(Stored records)

***

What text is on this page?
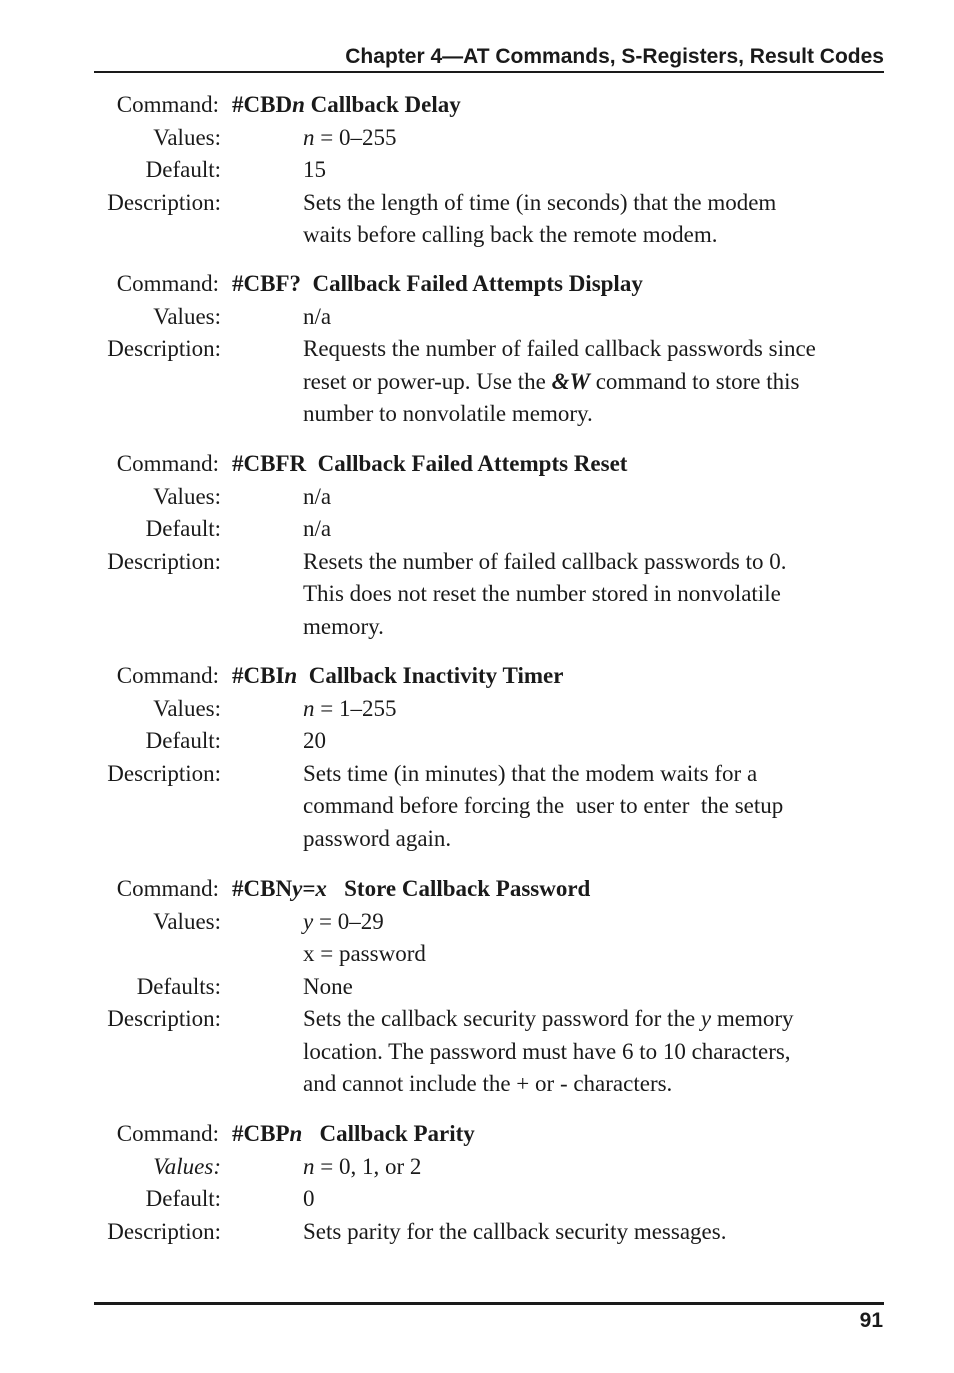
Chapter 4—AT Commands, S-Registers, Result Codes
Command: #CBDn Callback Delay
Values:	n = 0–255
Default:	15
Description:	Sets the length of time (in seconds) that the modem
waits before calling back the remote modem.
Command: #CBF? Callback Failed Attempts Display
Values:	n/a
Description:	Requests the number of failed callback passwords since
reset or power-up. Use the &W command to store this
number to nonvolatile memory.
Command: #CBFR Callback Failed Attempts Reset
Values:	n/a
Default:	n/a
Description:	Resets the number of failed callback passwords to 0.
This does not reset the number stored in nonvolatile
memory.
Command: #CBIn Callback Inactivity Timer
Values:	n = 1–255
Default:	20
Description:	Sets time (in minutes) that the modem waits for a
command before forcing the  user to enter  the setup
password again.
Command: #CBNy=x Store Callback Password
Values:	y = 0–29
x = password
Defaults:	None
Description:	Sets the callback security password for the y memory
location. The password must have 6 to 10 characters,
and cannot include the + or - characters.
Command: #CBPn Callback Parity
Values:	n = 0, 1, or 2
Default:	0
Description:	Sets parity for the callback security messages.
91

***

Leave the pictures out and write out every entry exactly as given.

Response to this task:
What text is on this page?
Chapter 4—AT Commands, S-Registers, Result Codes
Command: #CBDn Callback Delay
Values:	n = 0–255
Default:	15
Description:	Sets the length of time (in seconds) that the modem
waits before calling back the remote modem.
Command: #CBF? Callback Failed Attempts Display
Values:	n/a
Description:	Requests the number of failed callback passwords since
reset or power-up. Use the &W command to store this
number to nonvolatile memory.
Command: #CBFR Callback Failed Attempts Reset
Values:	n/a
Default:	n/a
Description:	Resets the number of failed callback passwords to 0.
This does not reset the number stored in nonvolatile
memory.
Command: #CBIn Callback Inactivity Timer
Values:	n = 1–255
Default:	20
Description:	Sets time (in minutes) that the modem waits for a
command before forcing the  user to enter  the setup
password again.
Command: #CBNy=x Store Callback Password
Values:	y = 0–29
x = password
Defaults:	None
Description:	Sets the callback security password for the y memory
location. The password must have 6 to 10 characters,
and cannot include the + or - characters.
Command: #CBPn Callback Parity
Values:	n = 0, 1, or 2
Default:	0
Description:	Sets parity for the callback security messages.
91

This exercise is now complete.